### Dataset excerpts

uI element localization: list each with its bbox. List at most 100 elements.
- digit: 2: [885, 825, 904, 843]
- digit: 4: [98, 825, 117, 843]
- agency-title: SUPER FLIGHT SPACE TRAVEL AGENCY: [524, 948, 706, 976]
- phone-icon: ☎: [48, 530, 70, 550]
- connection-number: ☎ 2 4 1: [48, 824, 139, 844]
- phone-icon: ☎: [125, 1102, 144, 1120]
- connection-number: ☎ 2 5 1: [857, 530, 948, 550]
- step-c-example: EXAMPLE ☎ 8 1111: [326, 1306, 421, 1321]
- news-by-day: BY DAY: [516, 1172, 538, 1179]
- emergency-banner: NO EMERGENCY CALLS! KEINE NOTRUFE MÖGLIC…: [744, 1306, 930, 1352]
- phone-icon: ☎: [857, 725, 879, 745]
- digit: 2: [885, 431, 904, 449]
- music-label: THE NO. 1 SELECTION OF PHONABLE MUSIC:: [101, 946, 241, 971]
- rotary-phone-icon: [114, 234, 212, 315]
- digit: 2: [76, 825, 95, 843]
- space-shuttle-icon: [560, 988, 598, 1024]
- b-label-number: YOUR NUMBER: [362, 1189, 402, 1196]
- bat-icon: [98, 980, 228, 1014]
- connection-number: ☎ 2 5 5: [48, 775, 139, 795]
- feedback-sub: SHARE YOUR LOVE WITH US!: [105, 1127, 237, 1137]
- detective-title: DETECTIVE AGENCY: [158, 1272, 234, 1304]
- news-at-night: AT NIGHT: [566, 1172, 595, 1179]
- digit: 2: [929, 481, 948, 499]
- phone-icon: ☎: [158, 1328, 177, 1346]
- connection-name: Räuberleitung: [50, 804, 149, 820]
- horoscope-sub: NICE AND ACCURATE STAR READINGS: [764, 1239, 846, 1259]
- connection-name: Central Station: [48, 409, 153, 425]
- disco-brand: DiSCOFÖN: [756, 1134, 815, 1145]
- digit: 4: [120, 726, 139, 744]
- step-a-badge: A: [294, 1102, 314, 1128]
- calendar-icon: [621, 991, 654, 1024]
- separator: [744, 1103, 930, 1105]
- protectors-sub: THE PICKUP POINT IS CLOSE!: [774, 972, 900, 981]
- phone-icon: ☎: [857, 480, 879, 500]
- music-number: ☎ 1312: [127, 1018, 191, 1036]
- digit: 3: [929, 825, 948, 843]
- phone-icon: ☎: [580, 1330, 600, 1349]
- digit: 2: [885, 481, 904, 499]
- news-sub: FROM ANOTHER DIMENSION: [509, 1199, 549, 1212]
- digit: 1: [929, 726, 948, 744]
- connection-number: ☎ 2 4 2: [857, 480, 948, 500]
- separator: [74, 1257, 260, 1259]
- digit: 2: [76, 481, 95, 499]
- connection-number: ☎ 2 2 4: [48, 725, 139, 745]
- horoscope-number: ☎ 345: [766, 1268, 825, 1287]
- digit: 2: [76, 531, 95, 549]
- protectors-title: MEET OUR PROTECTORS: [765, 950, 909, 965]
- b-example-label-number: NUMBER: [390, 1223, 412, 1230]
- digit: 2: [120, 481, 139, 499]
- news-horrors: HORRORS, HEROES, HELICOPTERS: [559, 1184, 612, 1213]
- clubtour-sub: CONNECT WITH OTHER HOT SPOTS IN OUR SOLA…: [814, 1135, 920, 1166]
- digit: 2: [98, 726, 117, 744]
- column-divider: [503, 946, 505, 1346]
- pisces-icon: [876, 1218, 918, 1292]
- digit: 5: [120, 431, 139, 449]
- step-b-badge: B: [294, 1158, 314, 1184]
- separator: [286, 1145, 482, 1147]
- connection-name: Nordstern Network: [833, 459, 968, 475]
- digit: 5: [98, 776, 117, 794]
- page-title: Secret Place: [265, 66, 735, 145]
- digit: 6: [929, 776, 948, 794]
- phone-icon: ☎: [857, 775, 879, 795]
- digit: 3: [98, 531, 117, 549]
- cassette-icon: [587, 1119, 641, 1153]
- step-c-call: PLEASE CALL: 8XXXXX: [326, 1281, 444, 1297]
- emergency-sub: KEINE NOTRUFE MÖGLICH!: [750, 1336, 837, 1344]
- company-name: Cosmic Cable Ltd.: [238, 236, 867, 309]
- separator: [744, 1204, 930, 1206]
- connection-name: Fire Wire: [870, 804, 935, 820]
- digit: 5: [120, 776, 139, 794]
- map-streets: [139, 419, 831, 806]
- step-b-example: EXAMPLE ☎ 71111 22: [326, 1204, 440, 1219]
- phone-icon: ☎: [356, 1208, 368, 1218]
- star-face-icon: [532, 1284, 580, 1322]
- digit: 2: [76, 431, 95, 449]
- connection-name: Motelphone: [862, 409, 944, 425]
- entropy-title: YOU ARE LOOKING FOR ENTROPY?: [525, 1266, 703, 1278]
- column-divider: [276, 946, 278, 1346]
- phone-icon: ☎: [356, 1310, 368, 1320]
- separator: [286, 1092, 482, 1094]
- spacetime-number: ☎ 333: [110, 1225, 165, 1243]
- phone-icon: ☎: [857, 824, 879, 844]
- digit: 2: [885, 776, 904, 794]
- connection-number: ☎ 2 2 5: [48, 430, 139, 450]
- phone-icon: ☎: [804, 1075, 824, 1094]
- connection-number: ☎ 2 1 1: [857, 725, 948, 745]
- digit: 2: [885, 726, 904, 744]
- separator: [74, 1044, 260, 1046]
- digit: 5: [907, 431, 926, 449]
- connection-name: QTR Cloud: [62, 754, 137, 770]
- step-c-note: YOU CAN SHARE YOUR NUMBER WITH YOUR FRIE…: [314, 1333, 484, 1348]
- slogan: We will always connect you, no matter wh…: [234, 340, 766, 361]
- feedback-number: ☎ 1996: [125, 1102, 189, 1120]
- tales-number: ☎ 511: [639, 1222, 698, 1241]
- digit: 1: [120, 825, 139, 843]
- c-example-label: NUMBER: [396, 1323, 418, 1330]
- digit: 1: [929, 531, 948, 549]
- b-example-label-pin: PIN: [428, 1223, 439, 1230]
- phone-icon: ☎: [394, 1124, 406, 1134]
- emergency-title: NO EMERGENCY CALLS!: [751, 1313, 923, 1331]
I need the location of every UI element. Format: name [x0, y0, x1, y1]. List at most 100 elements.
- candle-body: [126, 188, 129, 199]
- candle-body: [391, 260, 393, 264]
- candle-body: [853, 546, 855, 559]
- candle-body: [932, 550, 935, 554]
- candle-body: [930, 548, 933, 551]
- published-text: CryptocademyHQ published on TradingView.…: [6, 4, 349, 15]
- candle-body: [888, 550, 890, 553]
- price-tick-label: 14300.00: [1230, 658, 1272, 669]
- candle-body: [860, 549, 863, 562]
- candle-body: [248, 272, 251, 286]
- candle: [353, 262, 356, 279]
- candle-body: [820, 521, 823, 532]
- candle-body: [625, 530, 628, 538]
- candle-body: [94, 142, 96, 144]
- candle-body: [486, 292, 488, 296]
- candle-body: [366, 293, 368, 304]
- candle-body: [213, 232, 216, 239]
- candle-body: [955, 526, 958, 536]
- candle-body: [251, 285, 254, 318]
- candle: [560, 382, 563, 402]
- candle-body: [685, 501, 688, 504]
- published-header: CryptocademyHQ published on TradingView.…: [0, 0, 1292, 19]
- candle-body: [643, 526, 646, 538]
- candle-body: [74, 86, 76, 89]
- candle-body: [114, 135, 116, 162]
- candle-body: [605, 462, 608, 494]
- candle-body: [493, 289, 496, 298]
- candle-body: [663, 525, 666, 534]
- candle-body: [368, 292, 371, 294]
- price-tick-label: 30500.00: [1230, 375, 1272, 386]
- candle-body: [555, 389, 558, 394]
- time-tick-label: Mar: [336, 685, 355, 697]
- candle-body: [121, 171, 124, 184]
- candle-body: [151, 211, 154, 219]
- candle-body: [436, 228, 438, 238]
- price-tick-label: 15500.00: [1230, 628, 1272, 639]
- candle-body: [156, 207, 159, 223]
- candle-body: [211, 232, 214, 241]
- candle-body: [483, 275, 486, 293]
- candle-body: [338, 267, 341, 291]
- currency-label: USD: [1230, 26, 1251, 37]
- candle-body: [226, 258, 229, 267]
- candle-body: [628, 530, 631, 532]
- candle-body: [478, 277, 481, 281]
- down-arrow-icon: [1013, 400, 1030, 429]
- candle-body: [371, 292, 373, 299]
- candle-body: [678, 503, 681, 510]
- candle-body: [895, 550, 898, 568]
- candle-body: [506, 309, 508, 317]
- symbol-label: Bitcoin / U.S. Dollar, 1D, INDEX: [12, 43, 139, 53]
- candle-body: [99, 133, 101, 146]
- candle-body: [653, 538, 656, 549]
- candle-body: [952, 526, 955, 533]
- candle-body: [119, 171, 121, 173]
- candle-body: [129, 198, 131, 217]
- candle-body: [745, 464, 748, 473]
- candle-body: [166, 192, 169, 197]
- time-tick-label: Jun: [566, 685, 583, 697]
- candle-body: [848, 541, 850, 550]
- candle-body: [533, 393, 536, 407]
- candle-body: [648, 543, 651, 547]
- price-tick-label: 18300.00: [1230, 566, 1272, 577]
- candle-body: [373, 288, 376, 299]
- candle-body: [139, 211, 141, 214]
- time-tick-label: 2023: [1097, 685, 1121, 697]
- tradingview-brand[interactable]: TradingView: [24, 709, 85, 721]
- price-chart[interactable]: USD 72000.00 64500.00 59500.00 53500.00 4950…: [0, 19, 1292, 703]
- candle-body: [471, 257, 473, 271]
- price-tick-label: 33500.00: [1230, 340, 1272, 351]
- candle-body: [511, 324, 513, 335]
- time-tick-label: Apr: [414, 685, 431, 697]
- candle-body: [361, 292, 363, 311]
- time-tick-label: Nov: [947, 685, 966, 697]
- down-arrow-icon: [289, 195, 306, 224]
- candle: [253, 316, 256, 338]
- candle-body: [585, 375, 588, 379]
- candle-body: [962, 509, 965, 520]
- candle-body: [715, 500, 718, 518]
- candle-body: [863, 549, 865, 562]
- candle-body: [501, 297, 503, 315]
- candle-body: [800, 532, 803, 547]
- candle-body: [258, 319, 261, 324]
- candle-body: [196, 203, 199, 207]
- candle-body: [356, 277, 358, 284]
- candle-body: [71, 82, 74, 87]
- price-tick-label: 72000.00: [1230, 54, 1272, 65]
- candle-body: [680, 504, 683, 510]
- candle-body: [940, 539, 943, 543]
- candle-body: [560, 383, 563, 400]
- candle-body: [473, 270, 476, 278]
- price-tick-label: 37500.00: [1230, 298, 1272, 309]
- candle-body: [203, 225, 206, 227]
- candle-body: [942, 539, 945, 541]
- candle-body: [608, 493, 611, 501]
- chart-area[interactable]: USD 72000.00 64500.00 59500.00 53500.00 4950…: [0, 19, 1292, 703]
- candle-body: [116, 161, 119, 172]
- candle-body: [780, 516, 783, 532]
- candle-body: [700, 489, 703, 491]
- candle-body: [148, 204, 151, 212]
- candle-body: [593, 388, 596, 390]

######

> _Directions for this task_
Rewrite the lines above, starting at the first line and ending at the line containing "- phone-icon: ☎: [48, 530, 70, 550]", with "TRAVEL AGENCY" replaced by "TRAVEL BUREAU" and all else unchanged.

> _Task answer_
uI element localization: list each with its bbox. List at most 100 elements.
- digit: 2: [885, 825, 904, 843]
- digit: 4: [98, 825, 117, 843]
- agency-title: SUPER FLIGHT SPACE TRAVEL BUREAU: [524, 948, 706, 976]
- phone-icon: ☎: [48, 530, 70, 550]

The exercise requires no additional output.